- GIVEN PROBLEM -
All of the lines below are to be printed again exactly; images are excluded from the output.

### RECORDS FOR THE TASK ###

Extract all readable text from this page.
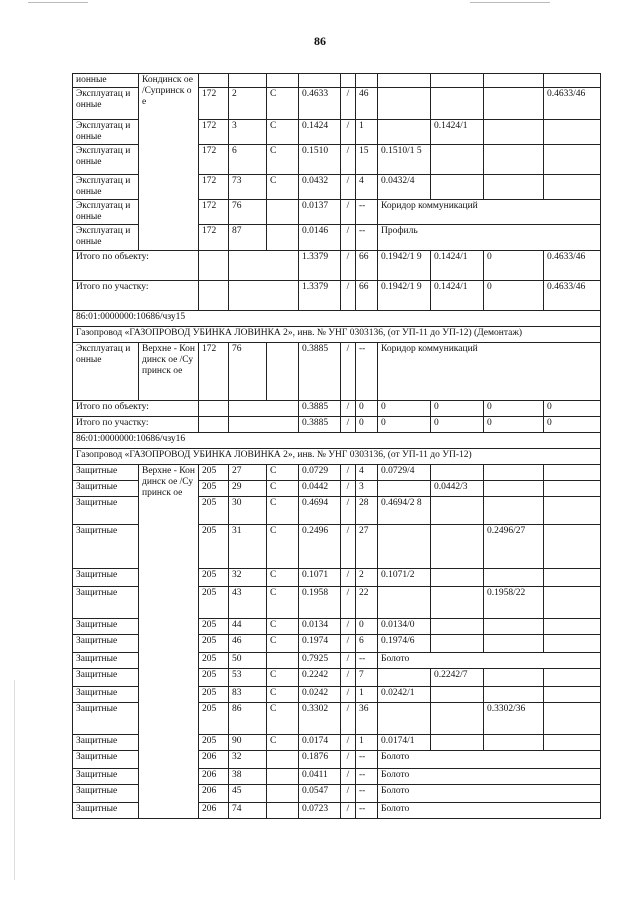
86
ионные	Кондинск ое /Супринск ое										
Эксплуатац ионные		172	2	С	0.4633	/	46				0.4633/46
Эксплуатац ионные		172	3	С	0.1424	/	1		0.1424/1		
Эксплуатац ионные		172	6	С	0.1510	/	15	0.1510/1 5			
Эксплуатац ионные		172	73	С	0.0432	/	4	0.0432/4			
Эксплуатац ионные		172	76		0.0137	/	--	Коридор коммуникаций			
Эксплуатац ионные		172	87		0.0146	/	--	Профиль			
Итого по объекту:					1.3379	/	66	0.1942/1 9	0.1424/1	0	0.4633/46
Итого по участку:					1.3379	/	66	0.1942/1 9	0.1424/1	0	0.4633/46
86:01:0000000:10686/чзу15											
Газопровод «ГАЗОПРОВОД УБИНКА ЛОВИНКА 2», инв. № УНГ 0303136, (от УП-11 до УП-12) (Демонтаж)											
Эксплуатац ионные	Верхне - Кондинск ое /Супринск ое	172	76		0.3885	/	--	Коридор коммуникаций			
Итого по объекту:					0.3885	/	0	0	0	0	0
Итого по участку:					0.3885	/	0	0	0	0	0
86:01:0000000:10686/чзу16											
Газопровод «ГАЗОПРОВОД УБИНКА ЛОВИНКА 2», инв. № УНГ 0303136, (от УП-11 до УП-12)											
Защитные	Верхне - Кондинск ое /Супринск ое	205	27	С	0.0729	/	4	0.0729/4			
Защитные		205	29	С	0.0442	/	3		0.0442/3		
Защитные		205	30	С	0.4694	/	28	0.4694/2 8			
Защитные		205	31	С	0.2496	/	27			0.2496/27	
Защитные		205	32	С	0.1071	/	2	0.1071/2			
Защитные		205	43	С	0.1958	/	22			0.1958/22	
Защитные		205	44	С	0.0134	/	0	0.0134/0			
Защитные		205	46	С	0.1974	/	6	0.1974/6			
Защитные		205	50		0.7925	/	--	Болото			
Защитные		205	53	С	0.2242	/	7		0.2242/7		
Защитные		205	83	С	0.0242	/	1	0.0242/1			
Защитные		205	86	С	0.3302	/	36			0.3302/36	
Защитные		205	90	С	0.0174	/	1	0.0174/1			
Защитные		206	32		0.1876	/	--	Болото			
Защитные		206	38		0.0411	/	--	Болото			
Защитные		206	45		0.0547	/	--	Болото			
Защитные		206	74		0.0723	/	--	Болото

###

- EXPECTED ANSWER -
Extract all readable text from this page.
86
ионные	Кондинск ое /Супринск ое										
Эксплуатац ионные		172	2	С	0.4633	/	46				0.4633/46
Эксплуатац ионные		172	3	С	0.1424	/	1		0.1424/1		
Эксплуатац ионные		172	6	С	0.1510	/	15	0.1510/1 5			
Эксплуатац ионные		172	73	С	0.0432	/	4	0.0432/4			
Эксплуатац ионные		172	76		0.0137	/	--	Коридор коммуникаций			
Эксплуатац ионные		172	87		0.0146	/	--	Профиль			
Итого по объекту:					1.3379	/	66	0.1942/1 9	0.1424/1	0	0.4633/46
Итого по участку:					1.3379	/	66	0.1942/1 9	0.1424/1	0	0.4633/46
86:01:0000000:10686/чзу15											
Газопровод «ГАЗОПРОВОД УБИНКА ЛОВИНКА 2», инв. № УНГ 0303136, (от УП-11 до УП-12) (Демонтаж)											
Эксплуатац ионные	Верхне - Кондинск ое /Супринск ое	172	76		0.3885	/	--	Коридор коммуникаций			
Итого по объекту:					0.3885	/	0	0	0	0	0
Итого по участку:					0.3885	/	0	0	0	0	0
86:01:0000000:10686/чзу16											
Газопровод «ГАЗОПРОВОД УБИНКА ЛОВИНКА 2», инв. № УНГ 0303136, (от УП-11 до УП-12)											
Защитные	Верхне - Кондинск ое /Супринск ое	205	27	С	0.0729	/	4	0.0729/4			
Защитные		205	29	С	0.0442	/	3		0.0442/3		
Защитные		205	30	С	0.4694	/	28	0.4694/2 8			
Защитные		205	31	С	0.2496	/	27			0.2496/27	
Защитные		205	32	С	0.1071	/	2	0.1071/2			
Защитные		205	43	С	0.1958	/	22			0.1958/22	
Защитные		205	44	С	0.0134	/	0	0.0134/0			
Защитные		205	46	С	0.1974	/	6	0.1974/6			
Защитные		205	50		0.7925	/	--	Болото			
Защитные		205	53	С	0.2242	/	7		0.2242/7		
Защитные		205	83	С	0.0242	/	1	0.0242/1			
Защитные		205	86	С	0.3302	/	36			0.3302/36	
Защитные		205	90	С	0.0174	/	1	0.0174/1			
Защитные		206	32		0.1876	/	--	Болото			
Защитные		206	38		0.0411	/	--	Болото			
Защитные		206	45		0.0547	/	--	Болото			
Защитные		206	74		0.0723	/	--	Болото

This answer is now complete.